“Tying Genome Variation in Regulatory Regions to Neurodegenerative Phenotypes”
Terry Gaasterland, PhD
Professor of Computational Biology and Genomics
Director, Scripps Genome Center
University of California, San Diego
Abstract: The use of exome sequencing (genome-wide sequencing enriched to cover exons) to identify disease-causing genomic changes has focused to date on the interpretation of variants within protein coding regions. We have developed computational and statistical methods to use exome data to examine introns, promoters and untranslated regions (UTRs) in the context of disease cohorts compared with general populations including the 1000 Genomes (1000G), Exome Sequencing Project (ESP), and the Exome Aggregation Consortium (ExAC) and control populations in the Alzheimer’s Disease Sequencing Project. These methods were applied to 333 patients of European descent and 12 patients of African descent with progressive optic nerve degeneration due to primary open angle glaucoma (POAG), 13 patients of Taiwanese descent with migraine, and 32 patients of mixed descent born with congenital glaucoma. All patients analyzed have first-degree relatives with disease, thus increasing the likelihood of finding genetic explanations for disease. Relationships between sequenced individuals, if any, are known. The genetics of POAG, migraine, and congenital glaucoma are complex; to date, no single causative genomic variant has been established as causing any of these diseases. Our analysis of regulatory regions provides new insights for further functional study through targeted experiments.
In the case of POAG, genome-wide sequencing of exons from protein coding and non-coding genes in 285 patients revealed ~50 associated SNP sites within ~30 genes. Of these, two-thirds were located in introns or untranslated regions (UTR). To rank and prioritize genes and generate hypotheses about molecular mechanisms disrupted by associated variant sites, mRNA and small RNA (microRNA) were sequenced from ocular tissues relevant to the disease. Intronic SNPs were assessed for impact on alternative splice isoforms, and UTR SNPs were assessed for impact on microRNA binding. An additional cohort of associated SNPs appear between genes and in follow-up analysis may implicate enhancers or promoters in disease processes.
Analysis protocols and techniques for integrated data interpretation to construct putative regulatory networks underlying disease will be discussed. The data collection and analysis methods are generally applicable beyond glaucoma to other chronic, progressive diseases associated with aging.

__REQUIREMENT A__.
Decide whether each statement agrees with the abstract above, and back each yes or no with the deciding words quoted from it. (i) The POAG exon sequencing was done in 285 patients. (ii) A single genomic variant has been established as the cause of migraine. (iii) Most of the associated POAG SNP sites lay in introns or untranslated regions.
__REQUIREMENT B__.
Reproduce word for word the stretch of the abstract above from "Analysis protocols and" through "associated with aging.".

__SOURCE MATERIAL__.
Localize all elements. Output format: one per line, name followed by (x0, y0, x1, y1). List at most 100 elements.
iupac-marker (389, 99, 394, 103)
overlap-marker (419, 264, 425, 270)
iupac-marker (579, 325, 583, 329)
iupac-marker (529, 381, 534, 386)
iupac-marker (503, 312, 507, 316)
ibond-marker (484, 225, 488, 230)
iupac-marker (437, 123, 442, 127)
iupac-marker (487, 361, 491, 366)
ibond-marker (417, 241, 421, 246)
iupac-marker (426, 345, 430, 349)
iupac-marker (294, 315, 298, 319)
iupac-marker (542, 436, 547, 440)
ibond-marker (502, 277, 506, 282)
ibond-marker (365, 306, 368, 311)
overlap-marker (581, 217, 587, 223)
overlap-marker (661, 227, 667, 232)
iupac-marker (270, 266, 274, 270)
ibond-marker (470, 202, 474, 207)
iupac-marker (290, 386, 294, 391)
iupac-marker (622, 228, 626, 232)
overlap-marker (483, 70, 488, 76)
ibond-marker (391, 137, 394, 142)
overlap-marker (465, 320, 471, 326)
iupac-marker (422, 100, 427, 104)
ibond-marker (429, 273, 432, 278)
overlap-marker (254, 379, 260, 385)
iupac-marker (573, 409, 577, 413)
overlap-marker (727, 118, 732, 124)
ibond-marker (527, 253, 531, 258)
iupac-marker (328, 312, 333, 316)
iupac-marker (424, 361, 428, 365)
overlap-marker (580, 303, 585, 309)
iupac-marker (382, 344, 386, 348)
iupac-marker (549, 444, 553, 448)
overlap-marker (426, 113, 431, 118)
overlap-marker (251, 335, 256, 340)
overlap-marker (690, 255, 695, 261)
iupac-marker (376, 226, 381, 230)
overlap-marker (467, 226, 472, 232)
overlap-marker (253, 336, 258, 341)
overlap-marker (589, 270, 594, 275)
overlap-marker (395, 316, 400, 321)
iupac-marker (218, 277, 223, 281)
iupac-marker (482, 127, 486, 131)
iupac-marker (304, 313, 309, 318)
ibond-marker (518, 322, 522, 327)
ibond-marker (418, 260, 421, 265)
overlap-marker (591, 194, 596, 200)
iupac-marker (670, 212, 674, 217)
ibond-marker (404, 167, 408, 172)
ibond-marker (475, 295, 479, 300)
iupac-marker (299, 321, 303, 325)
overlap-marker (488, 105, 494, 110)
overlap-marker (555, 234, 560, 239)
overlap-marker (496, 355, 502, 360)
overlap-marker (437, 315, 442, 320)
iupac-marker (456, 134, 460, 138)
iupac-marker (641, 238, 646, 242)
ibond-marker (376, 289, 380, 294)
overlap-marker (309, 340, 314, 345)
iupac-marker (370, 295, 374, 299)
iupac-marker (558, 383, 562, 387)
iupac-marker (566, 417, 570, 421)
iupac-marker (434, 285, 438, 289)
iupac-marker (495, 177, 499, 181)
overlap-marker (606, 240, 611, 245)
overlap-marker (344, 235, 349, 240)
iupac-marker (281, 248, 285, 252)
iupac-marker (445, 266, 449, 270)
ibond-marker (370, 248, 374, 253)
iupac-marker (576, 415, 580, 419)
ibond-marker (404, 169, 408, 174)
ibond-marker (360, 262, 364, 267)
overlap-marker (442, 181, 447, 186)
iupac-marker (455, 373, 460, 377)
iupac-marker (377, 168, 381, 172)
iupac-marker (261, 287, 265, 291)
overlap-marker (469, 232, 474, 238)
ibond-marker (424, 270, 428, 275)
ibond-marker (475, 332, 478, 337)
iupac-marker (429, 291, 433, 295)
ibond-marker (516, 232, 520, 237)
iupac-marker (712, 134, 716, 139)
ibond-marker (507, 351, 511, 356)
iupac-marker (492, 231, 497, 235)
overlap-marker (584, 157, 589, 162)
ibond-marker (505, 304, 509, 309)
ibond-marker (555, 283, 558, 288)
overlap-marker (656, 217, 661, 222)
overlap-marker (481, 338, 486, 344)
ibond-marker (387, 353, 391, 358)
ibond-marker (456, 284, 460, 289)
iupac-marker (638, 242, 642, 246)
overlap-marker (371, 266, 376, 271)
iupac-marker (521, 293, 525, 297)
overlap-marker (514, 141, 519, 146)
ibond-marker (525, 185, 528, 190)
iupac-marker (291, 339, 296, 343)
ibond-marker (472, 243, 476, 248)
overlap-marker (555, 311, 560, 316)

__WRITTEN ANSWER A__.
(i) Yes: "genome-wide sequencing of exons from protein coding and non-coding genes in 285 patients"
(ii) No: "to date, no single causative genomic variant has been established as causing any of these diseases"
(iii) Yes: "Of these, two-thirds were located in introns or untranslated regions (UTR)."

__WRITTEN ANSWER B__.
Analysis protocols and techniques for integrated data interpretation to construct putative regulatory networks underlying disease will be discussed. The data collection and analysis methods are generally applicable beyond glaucoma to other chronic, progressive diseases associated with aging.